Select every line below containing the word "What".

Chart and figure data

>>>

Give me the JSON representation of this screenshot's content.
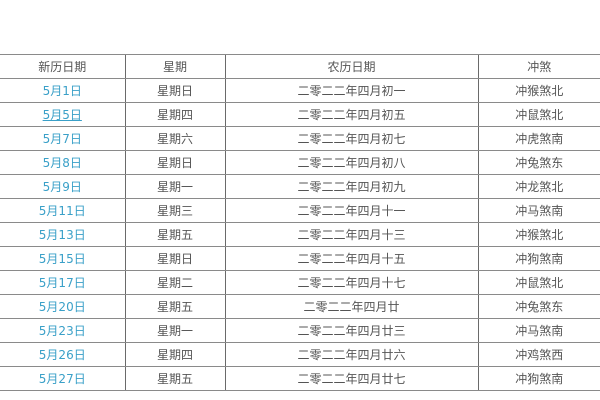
{
  "colors": {
    "link": "#3aa0c8",
    "text": "#555555",
    "border": "#8a8a8a"
  },
  "table": {
    "headers": [
      "新历日期",
      "星期",
      "农历日期",
      "冲煞"
    ],
    "rows": [
      {
        "date": "5月1日",
        "weekday": "星期日",
        "lunar": "二零二二年四月初一",
        "chongsha": "冲猴煞北"
      },
      {
        "date": "5月5日",
        "weekday": "星期四",
        "lunar": "二零二二年四月初五",
        "chongsha": "冲鼠煞北",
        "underlined": true
      },
      {
        "date": "5月7日",
        "weekday": "星期六",
        "lunar": "二零二二年四月初七",
        "chongsha": "冲虎煞南"
      },
      {
        "date": "5月8日",
        "weekday": "星期日",
        "lunar": "二零二二年四月初八",
        "chongsha": "冲兔煞东"
      },
      {
        "date": "5月9日",
        "weekday": "星期一",
        "lunar": "二零二二年四月初九",
        "chongsha": "冲龙煞北"
      },
      {
        "date": "5月11日",
        "weekday": "星期三",
        "lunar": "二零二二年四月十一",
        "chongsha": "冲马煞南"
      },
      {
        "date": "5月13日",
        "weekday": "星期五",
        "lunar": "二零二二年四月十三",
        "chongsha": "冲猴煞北"
      },
      {
        "date": "5月15日",
        "weekday": "星期日",
        "lunar": "二零二二年四月十五",
        "chongsha": "冲狗煞南"
      },
      {
        "date": "5月17日",
        "weekday": "星期二",
        "lunar": "二零二二年四月十七",
        "chongsha": "冲鼠煞北"
      },
      {
        "date": "5月20日",
        "weekday": "星期五",
        "lunar": "二零二二年四月廿",
        "chongsha": "冲兔煞东"
      },
      {
        "date": "5月23日",
        "weekday": "星期一",
        "lunar": "二零二二年四月廿三",
        "chongsha": "冲马煞南"
      },
      {
        "date": "5月26日",
        "weekday": "星期四",
        "lunar": "二零二二年四月廿六",
        "chongsha": "冲鸡煞西"
      },
      {
        "date": "5月27日",
        "weekday": "星期五",
        "lunar": "二零二二年四月廿七",
        "chongsha": "冲狗煞南"
      }
    ]
  }
}
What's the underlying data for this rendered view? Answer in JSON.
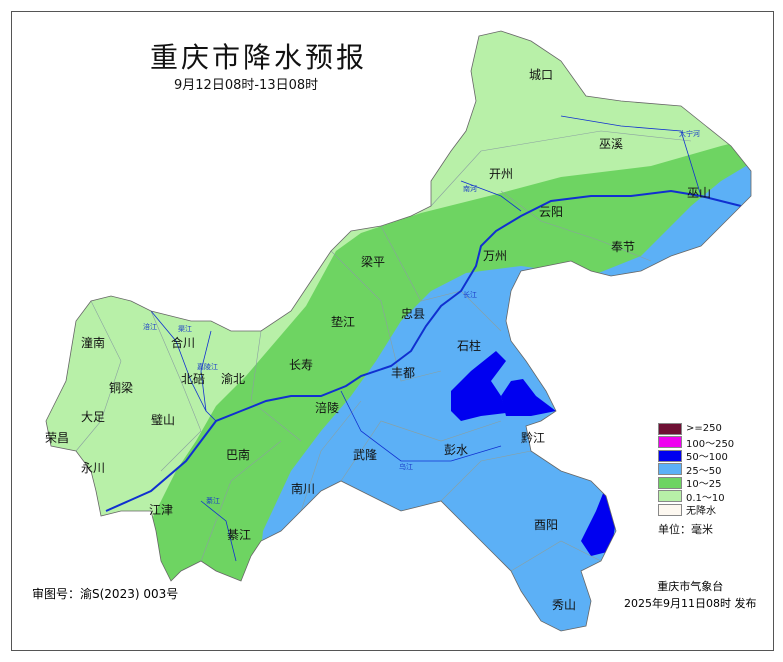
{
  "title": "重庆市降水预报",
  "subtitle": "9月12日08时-13日08时",
  "colors": {
    "none": "#fdf8f0",
    "light": "#b8f0a8",
    "moderate": "#6ed462",
    "heavy": "#5cb0f6",
    "rainstorm": "#0000f0",
    "big": "#f000f0",
    "extreme": "#6e1034",
    "river": "#1030d0",
    "border": "#8aa0a0"
  },
  "legend": {
    "items": [
      {
        "label": ">=250",
        "color": "#6e1034"
      },
      {
        "label": "100～250",
        "color": "#f000f0"
      },
      {
        "label": "50～100",
        "color": "#0000f0"
      },
      {
        "label": "25～50",
        "color": "#5cb0f6"
      },
      {
        "label": "10～25",
        "color": "#6ed462"
      },
      {
        "label": "0.1～10",
        "color": "#b8f0a8"
      },
      {
        "label": "无降水",
        "color": "#fdf8f0"
      }
    ],
    "unit": "单位：毫米"
  },
  "places": [
    "城口",
    "巫溪",
    "开州",
    "云阳",
    "奉节",
    "巫山",
    "万州",
    "梁平",
    "忠县",
    "垫江",
    "石柱",
    "长寿",
    "丰都",
    "涪陵",
    "潼南",
    "合川",
    "铜梁",
    "北碚",
    "渝北",
    "大足",
    "璧山",
    "荣昌",
    "永川",
    "巴南",
    "江津",
    "綦江",
    "南川",
    "武隆",
    "彭水",
    "黔江",
    "酉阳",
    "秀山"
  ],
  "rivers": [
    "长江",
    "嘉陵江",
    "乌江",
    "涪江",
    "渠江",
    "大宁河",
    "南河",
    "綦江"
  ],
  "review_no": "审图号：渝S(2023) 003号",
  "issuer": "重庆市气象台",
  "issue_time": "2025年9月11日08时  发布"
}
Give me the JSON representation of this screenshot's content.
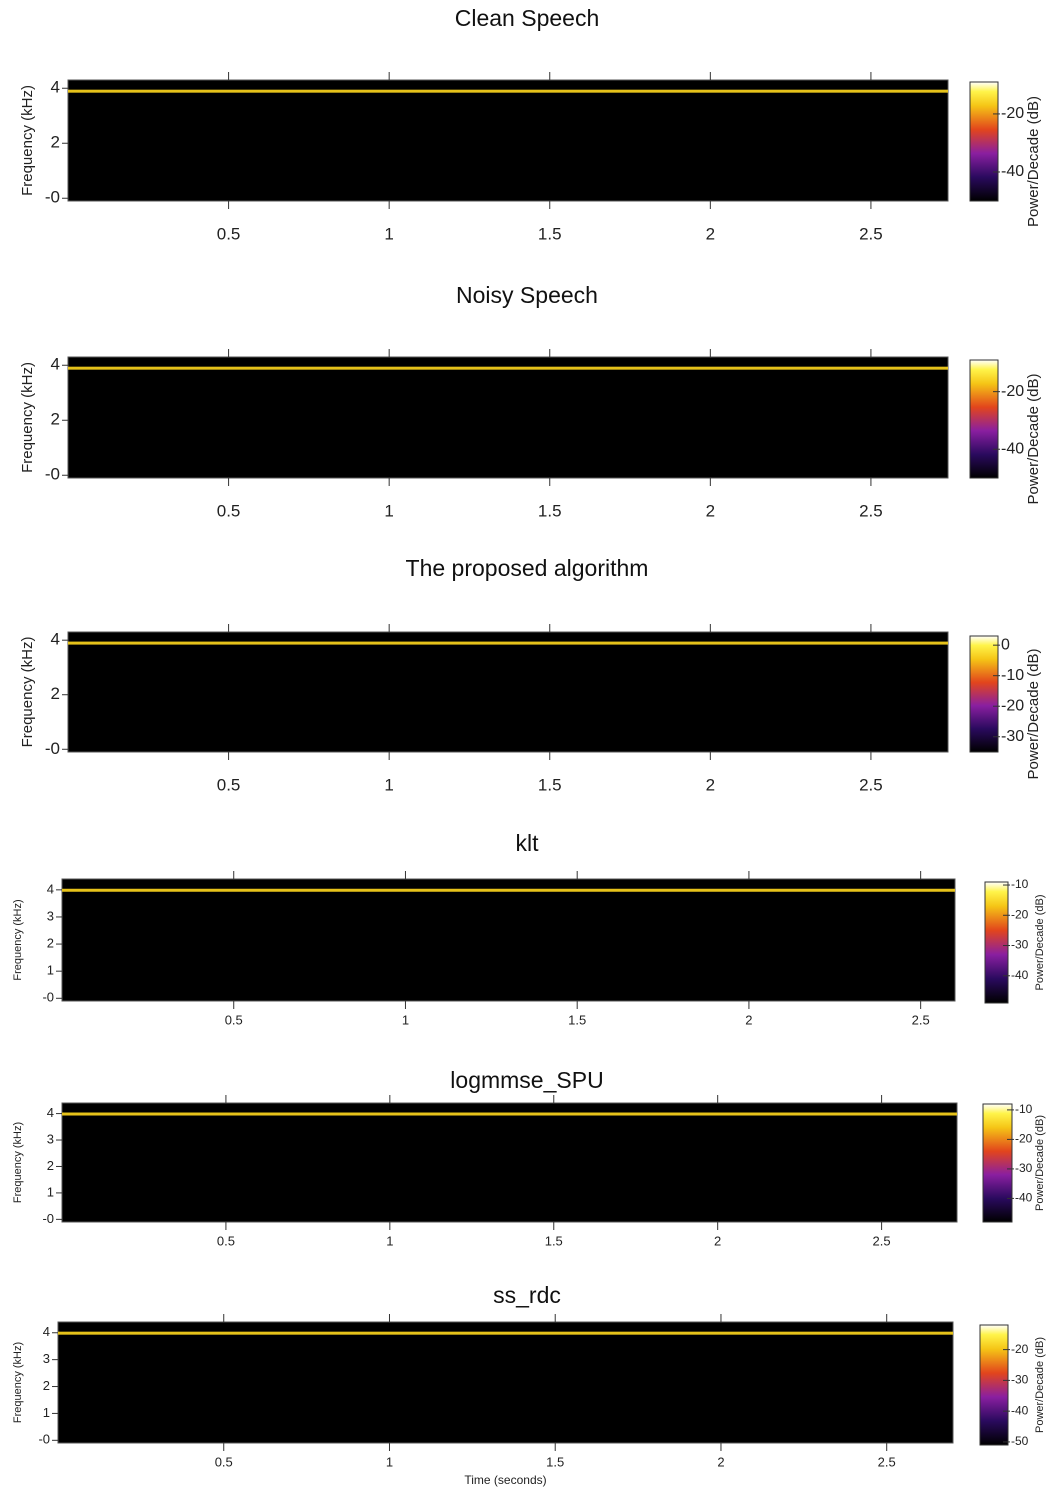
{
  "chart_data": [
    {
      "type": "spectrogram",
      "title": "Clean Speech",
      "ylabel": "Frequency (kHz)",
      "colorbar_label": "Power/Decade (dB)",
      "xlim": [
        0,
        2.74
      ],
      "xticks": [
        0.5,
        1,
        1.5,
        2,
        2.5
      ],
      "ylim": [
        -0.1,
        4.3
      ],
      "yticks": [
        {
          "value": 0,
          "label": "-0"
        },
        2,
        4
      ],
      "clim": [
        -50,
        -9
      ],
      "cticks": [
        -20,
        -40
      ]
    },
    {
      "type": "spectrogram",
      "title": "Noisy Speech",
      "ylabel": "Frequency (kHz)",
      "colorbar_label": "Power/Decade (dB)",
      "xlim": [
        0,
        2.74
      ],
      "xticks": [
        0.5,
        1,
        1.5,
        2,
        2.5
      ],
      "ylim": [
        -0.1,
        4.3
      ],
      "yticks": [
        {
          "value": 0,
          "label": "-0"
        },
        2,
        4
      ],
      "clim": [
        -50,
        -9
      ],
      "cticks": [
        -20,
        -40
      ]
    },
    {
      "type": "spectrogram",
      "title": "The proposed algorithm",
      "ylabel": "Frequency (kHz)",
      "colorbar_label": "Power/Decade (dB)",
      "xlim": [
        0,
        2.74
      ],
      "xticks": [
        0.5,
        1,
        1.5,
        2,
        2.5
      ],
      "ylim": [
        -0.1,
        4.3
      ],
      "yticks": [
        {
          "value": 0,
          "label": "-0"
        },
        2,
        4
      ],
      "clim": [
        -35,
        3
      ],
      "cticks": [
        0,
        -10,
        -20,
        -30
      ]
    },
    {
      "type": "spectrogram",
      "title": "klt",
      "ylabel": "Frequency (kHz)",
      "colorbar_label": "Power/Decade (dB)",
      "xlim": [
        0,
        2.6
      ],
      "xticks": [
        0.5,
        1,
        1.5,
        2,
        2.5
      ],
      "ylim": [
        -0.1,
        4.4
      ],
      "yticks": [
        {
          "value": 0,
          "label": "-0"
        },
        1,
        2,
        3,
        4
      ],
      "clim": [
        -49,
        -9
      ],
      "cticks": [
        -10,
        -20,
        -30,
        -40
      ]
    },
    {
      "type": "spectrogram",
      "title": "logmmse_SPU",
      "ylabel": "Frequency (kHz)",
      "colorbar_label": "Power/Decade (dB)",
      "xlim": [
        0,
        2.73
      ],
      "xticks": [
        0.5,
        1,
        1.5,
        2,
        2.5
      ],
      "ylim": [
        -0.1,
        4.4
      ],
      "yticks": [
        {
          "value": 0,
          "label": "-0"
        },
        1,
        2,
        3,
        4
      ],
      "clim": [
        -48,
        -8
      ],
      "cticks": [
        -10,
        -20,
        -30,
        -40
      ]
    },
    {
      "type": "spectrogram",
      "title": "ss_rdc",
      "ylabel": "Frequency (kHz)",
      "colorbar_label": "Power/Decade (dB)",
      "xlabel": "Time (seconds)",
      "xlim": [
        0,
        2.7
      ],
      "xticks": [
        0.5,
        1,
        1.5,
        2,
        2.5
      ],
      "ylim": [
        -0.1,
        4.4
      ],
      "yticks": [
        {
          "value": 0,
          "label": "-0"
        },
        1,
        2,
        3,
        4
      ],
      "clim": [
        -51,
        -12
      ],
      "cticks": [
        -20,
        -30,
        -40,
        -50
      ]
    }
  ]
}
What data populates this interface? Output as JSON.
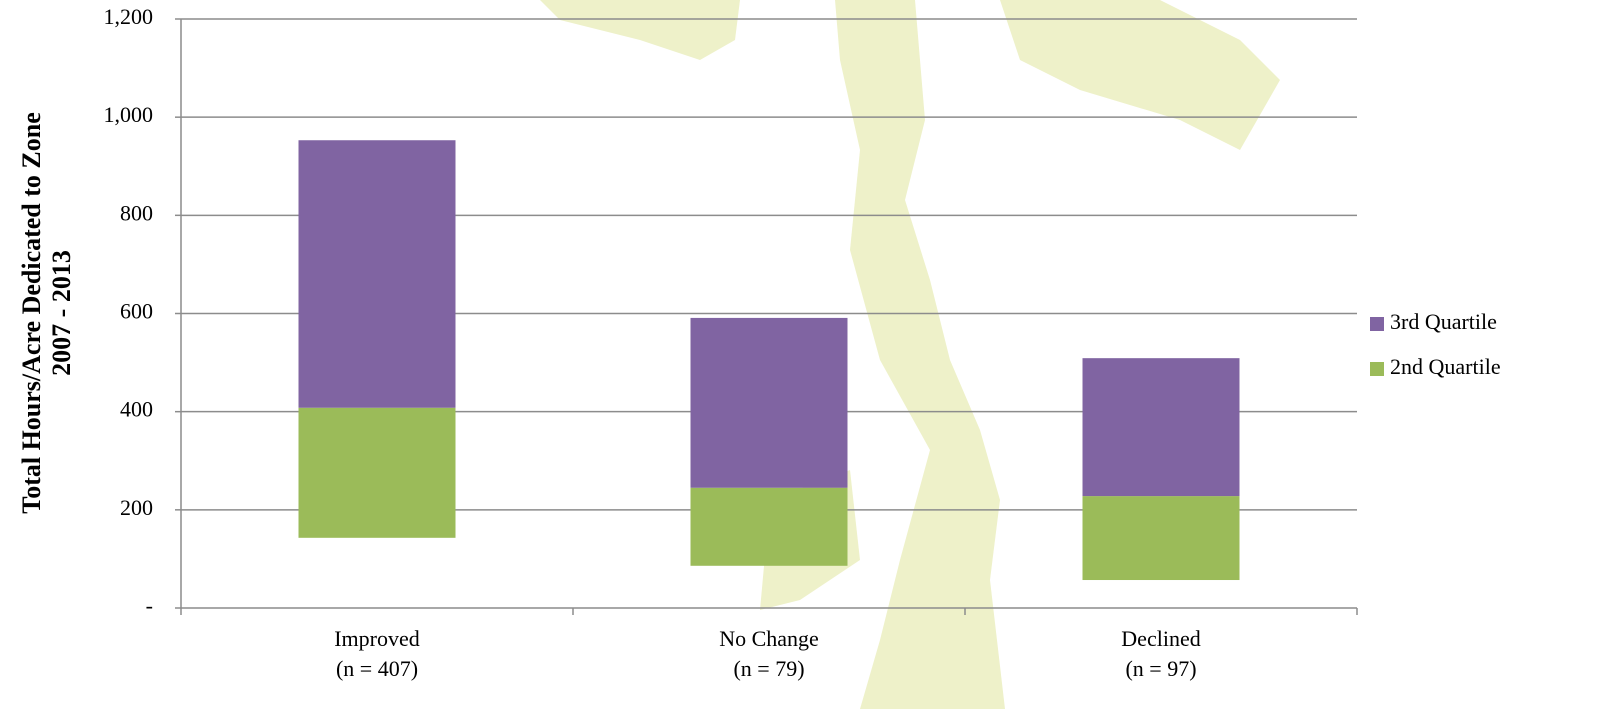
{
  "chart_data": {
    "type": "floating-stacked-bar",
    "y_axis_label": [
      "Total Hours/Acre  Dedicated to Zone",
      "2007 - 2013"
    ],
    "categories": [
      [
        "Improved",
        "(n = 407)"
      ],
      [
        "No Change",
        "(n = 79)"
      ],
      [
        "Declined",
        "(n = 97)"
      ]
    ],
    "base": [
      143,
      86,
      57
    ],
    "series": [
      {
        "name": "2nd Quartile",
        "color": "#9bbb59",
        "values": [
          265,
          159,
          171
        ]
      },
      {
        "name": "3rd Quartile",
        "color": "#8064a2",
        "values": [
          545,
          346,
          281
        ]
      }
    ],
    "ylim": [
      0,
      1200
    ],
    "yticks": [
      {
        "value": 0,
        "label": "-"
      },
      200,
      400,
      600,
      800,
      {
        "value": 1000,
        "label": "1,000"
      },
      {
        "value": 1200,
        "label": "1,200"
      }
    ],
    "grid": true,
    "legend": "right"
  }
}
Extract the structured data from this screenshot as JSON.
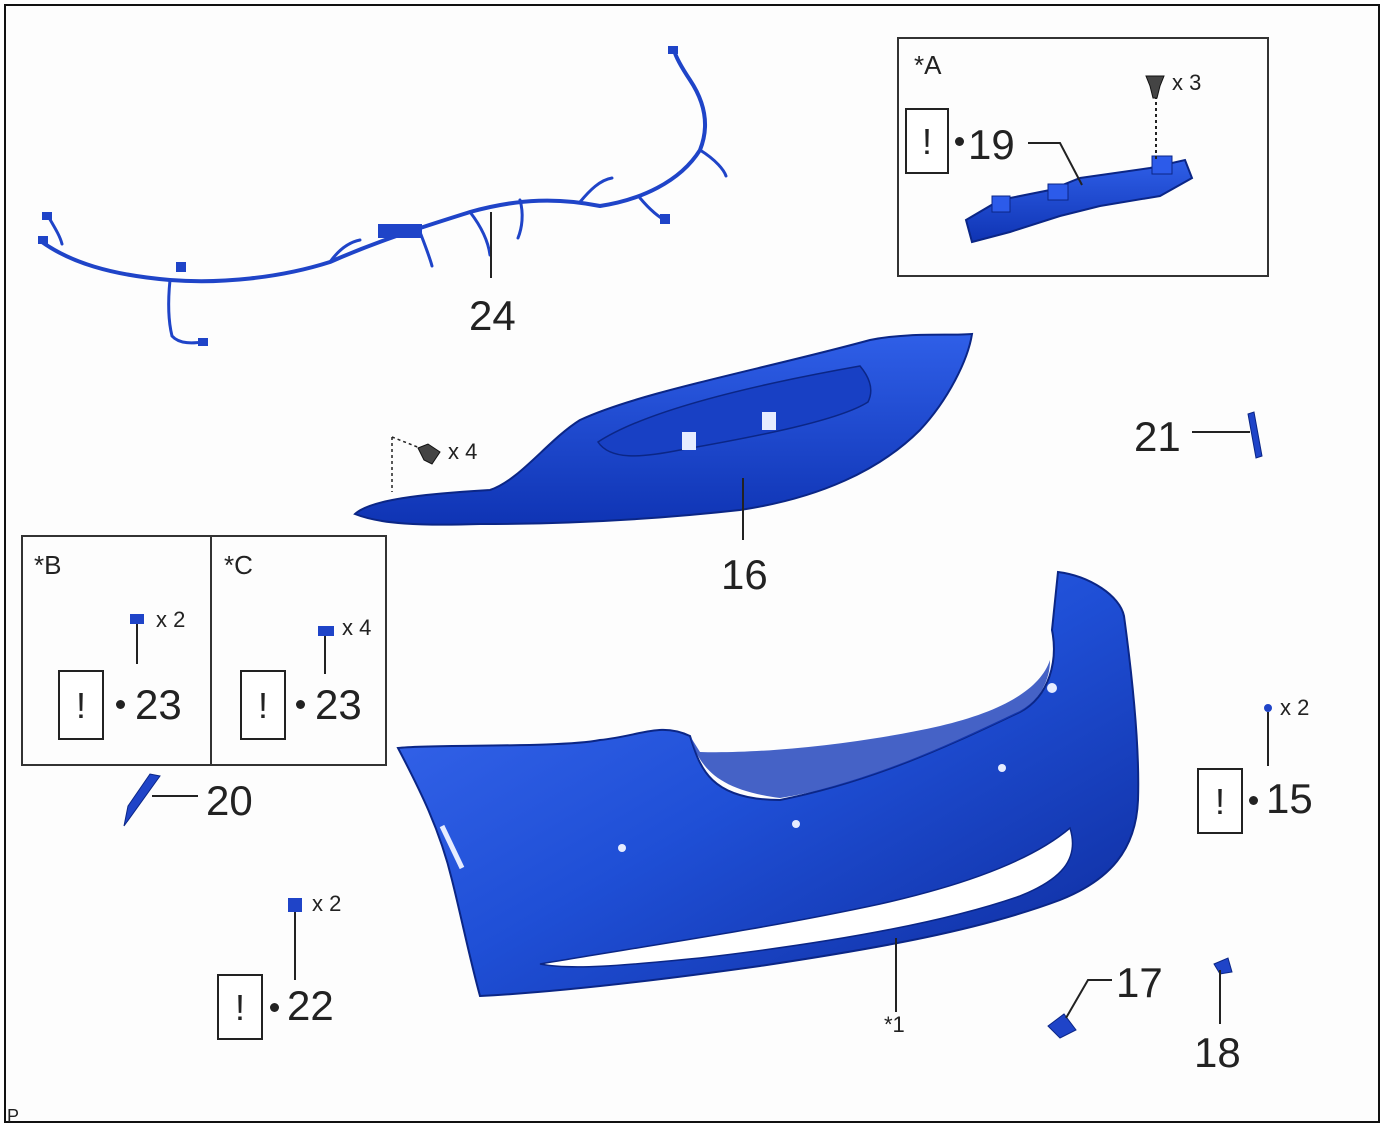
{
  "callouts": {
    "c24": "24",
    "c19": "19",
    "c16": "16",
    "c21": "21",
    "c20": "20",
    "c23b": "23",
    "c23c": "23",
    "c15": "15",
    "c22": "22",
    "c17": "17",
    "c18": "18",
    "c1": "*1"
  },
  "view_labels": {
    "A": "*A",
    "B": "*B",
    "C": "*C"
  },
  "quantities": {
    "q19": "x 3",
    "q16": "x 4",
    "q23b": "x 2",
    "q23c": "x 4",
    "q15": "x 2",
    "q22": "x 2"
  },
  "warning_symbol": "!",
  "footer_code": "P",
  "colors": {
    "part_fill": "#1f4fd6",
    "part_dark": "#0f2f9e",
    "part_light": "#3f6ff0",
    "line": "#222222"
  },
  "icons": [
    "wire-harness-icon",
    "bracket-icon",
    "bumper-support-icon",
    "bumper-cover-icon",
    "clip-icon",
    "screw-icon",
    "reflector-icon"
  ]
}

<<<

RESPONSE
What's the underlying data for this rendered view? Answer in JSON.
What data populates this interface? Output as JSON.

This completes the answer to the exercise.